交通事故に巻き込まれるのは運転中や歩いている時だけとは限りません。タクシーやバスに乗っている時に衝突事故や単独事故が起こることもあります。この場合、治療費や慰謝料などの賠償金はどうなるのでしょうか?誰に請求をすればいいのか、慰謝料はいくらになるのか気になりますよね。
乗客として交通事故に巻き込まれた場合の慰謝料請求や請求時のポイントをご説明いたします。
タクシー、バスの乗客も慰謝料請求は可能!
タクシーやバスに乗っていて交通事故に遭い、ケガをしてしまった場合でも、慰謝料を請求できます。
治療費、休業損害、慰謝料、逸失利益など、請求できる賠償項目は、一般的な交通事故被害と変わりません。
請求する相手は事故の状況次第で変わる場合があります。
タクシーやバスのように、第三者が運転する車などに乗って交通事故にあった場合、過失(交通事故の責任)が誰にあるかによって、慰謝料請求の相手が異なるためです。
想定される各ケースについて順番にご説明します。
単独事故の場合や、タクシーやバスにだけ過失がある場合
「乗っているタクシーが壁に衝突した」など、単独事故を起こした場合や、「赤信号で止まっている車に衝突した」など、タクシーやバスだけに過失があるような交通事故の場合、慰謝料はタクシー会社(バス会社)に請求することになり、タクシー会社(バス会社)の保険会社から、被害者である乗客に対して慰謝料が支払われます。

**資料集**

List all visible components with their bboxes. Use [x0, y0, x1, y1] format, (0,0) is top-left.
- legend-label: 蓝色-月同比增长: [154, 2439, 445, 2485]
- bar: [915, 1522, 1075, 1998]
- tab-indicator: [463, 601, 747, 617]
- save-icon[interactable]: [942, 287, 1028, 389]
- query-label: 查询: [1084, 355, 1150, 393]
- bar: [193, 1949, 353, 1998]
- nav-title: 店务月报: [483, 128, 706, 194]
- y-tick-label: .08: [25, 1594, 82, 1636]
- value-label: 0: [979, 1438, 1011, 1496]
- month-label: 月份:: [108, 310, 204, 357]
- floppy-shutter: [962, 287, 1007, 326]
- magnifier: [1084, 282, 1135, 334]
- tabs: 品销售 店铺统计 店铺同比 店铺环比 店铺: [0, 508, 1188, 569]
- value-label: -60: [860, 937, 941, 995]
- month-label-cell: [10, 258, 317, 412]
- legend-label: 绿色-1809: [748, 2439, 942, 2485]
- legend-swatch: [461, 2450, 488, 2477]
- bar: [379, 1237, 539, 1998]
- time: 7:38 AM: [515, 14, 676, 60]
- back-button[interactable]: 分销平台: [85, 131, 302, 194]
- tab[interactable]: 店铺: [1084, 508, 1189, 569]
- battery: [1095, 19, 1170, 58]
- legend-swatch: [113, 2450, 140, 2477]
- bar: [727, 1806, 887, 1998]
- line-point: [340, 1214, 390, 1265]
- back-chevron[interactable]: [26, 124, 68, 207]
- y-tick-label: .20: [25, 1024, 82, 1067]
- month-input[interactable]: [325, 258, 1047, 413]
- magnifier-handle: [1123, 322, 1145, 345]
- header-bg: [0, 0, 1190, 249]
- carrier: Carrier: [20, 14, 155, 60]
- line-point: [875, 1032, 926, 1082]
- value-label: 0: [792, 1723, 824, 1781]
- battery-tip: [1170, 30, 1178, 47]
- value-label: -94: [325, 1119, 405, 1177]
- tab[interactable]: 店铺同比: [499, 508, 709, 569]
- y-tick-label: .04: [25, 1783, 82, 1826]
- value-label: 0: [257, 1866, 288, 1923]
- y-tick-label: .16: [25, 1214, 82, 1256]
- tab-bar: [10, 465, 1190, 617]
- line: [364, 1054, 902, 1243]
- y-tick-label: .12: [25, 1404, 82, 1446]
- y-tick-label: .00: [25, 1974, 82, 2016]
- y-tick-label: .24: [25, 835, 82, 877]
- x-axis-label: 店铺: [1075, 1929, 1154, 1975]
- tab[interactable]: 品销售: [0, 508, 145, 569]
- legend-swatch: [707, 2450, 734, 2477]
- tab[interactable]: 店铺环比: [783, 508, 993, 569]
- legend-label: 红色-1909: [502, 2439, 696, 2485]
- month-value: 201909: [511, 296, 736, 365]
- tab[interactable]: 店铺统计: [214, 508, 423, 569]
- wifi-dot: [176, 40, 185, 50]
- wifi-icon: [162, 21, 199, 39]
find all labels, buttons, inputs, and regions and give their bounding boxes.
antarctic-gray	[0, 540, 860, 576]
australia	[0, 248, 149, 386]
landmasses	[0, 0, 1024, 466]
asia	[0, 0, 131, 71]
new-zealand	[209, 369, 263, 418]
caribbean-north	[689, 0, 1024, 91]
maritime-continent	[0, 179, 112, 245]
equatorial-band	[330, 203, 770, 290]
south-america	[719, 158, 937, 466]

**練習問題**
A) 乗客の慰謝料請求に関する本文のうち、「交通事故に巻き込まれるのは運」から「想定される各ケースについて順番にご説明します。」までを、両端の語句も含めて一字一句違えずに書き写してください。
B) 乗客の慰謝料請求に関する本文を、示された最後の文の後から書き継ぐこと。

**記述解答**
A)
交通事故に巻き込まれるのは運転中や歩いている時だけとは限りません。タクシーやバスに乗っている時に衝突事故や単独事故が起こることもあります。この場合、治療費や慰謝料などの賠償金はどうなるのでしょうか?誰に請求をすればいいのか、慰謝料はいくらになるのか気になりますよね。
乗客として交通事故に巻き込まれた場合の慰謝料請求や請求時のポイントをご説明いたします。
タクシー、バスの乗客も慰謝料請求は可能!
タクシーやバスに乗っていて交通事故に遭い、ケガをしてしまった場合でも、慰謝料を請求できます。
治療費、休業損害、慰謝料、逸失利益など、請求できる賠償項目は、一般的な交通事故被害と変わりません。
請求する相手は事故の状況次第で変わる場合があります。
タクシーやバスのように、第三者が運転する車などに乗って交通事故にあった場合、過失(交通事故の責任)が誰にあるかによって、慰謝料請求の相手が異なるためです。
想定される各ケースについて順番にご説明します。

B)
タクシー会社やバス会社との示談交渉のポイントは後ほどご説明します。
慰謝料をきちんと受け取るためには、事故直後に警察へ連絡することを忘れないでください。
タクシーやバスに過失がない交通事故の場合
「タクシーやバスが赤信号で停車中に、後続車両に追突された」など、交通事故を起こした相手方の車にだけ過失がある場合は、相手方のドライバーに対して慰謝料を請求することになります。
この場合、タクシーやバスのドライバー、運営会社は乗客と同じように事故の被害者です。
「相手方のドライバーが支払いに応じないから、代わりにタクシーやバスの運営会社に請求する」といったことはできません。
交通事故の当事者双方に過失がある場合
タクシー(バス)も相手方の自動車も走行中の交通事故では、どちらにも過失がつくケースが多いです。
交通事故の当事者双方に過失がある場合、乗客はタクシーやバス会社、相手方のドライバーのどちらに対しても慰謝料を請求することができます。
「加害者がタクシー、被害者が相手方のドライバー」といったように加害者と被害者に分けられますが、乗客からみた場合は、乗客が被害者で、タクシー会社も相手方のドライバーも両方とも加害者となります(法律の専門用語で「共同不法行為」といいます)。
どちらに慰謝料を請求するかは、乗客の自由です。
たとえば、相手のドライバーが無保険だったり、支払いに応じない相手だったりした場合は、タクシー会社に請求したほうがトラブルは少ないでしょう。
「どちらにも責任があるのに、片方にだけ請求するのは悪い気がする」と思うかもしれませんが、タクシー会社と相手方との示談交渉で清算されますので、気にしなくても大丈夫です。
また、共同不法行為の場合、双方の自賠責保険から、それぞれ限度額の120万円まで補償を受けることができます。
受け取れる賠償金が2倍になるわけではありませんが、自賠責保険で補償される限度額が通常の交通事故よりも上がるため、賠償金額が240万円以内であれば治療費や慰謝料でのトラブルは起こりにくくなります。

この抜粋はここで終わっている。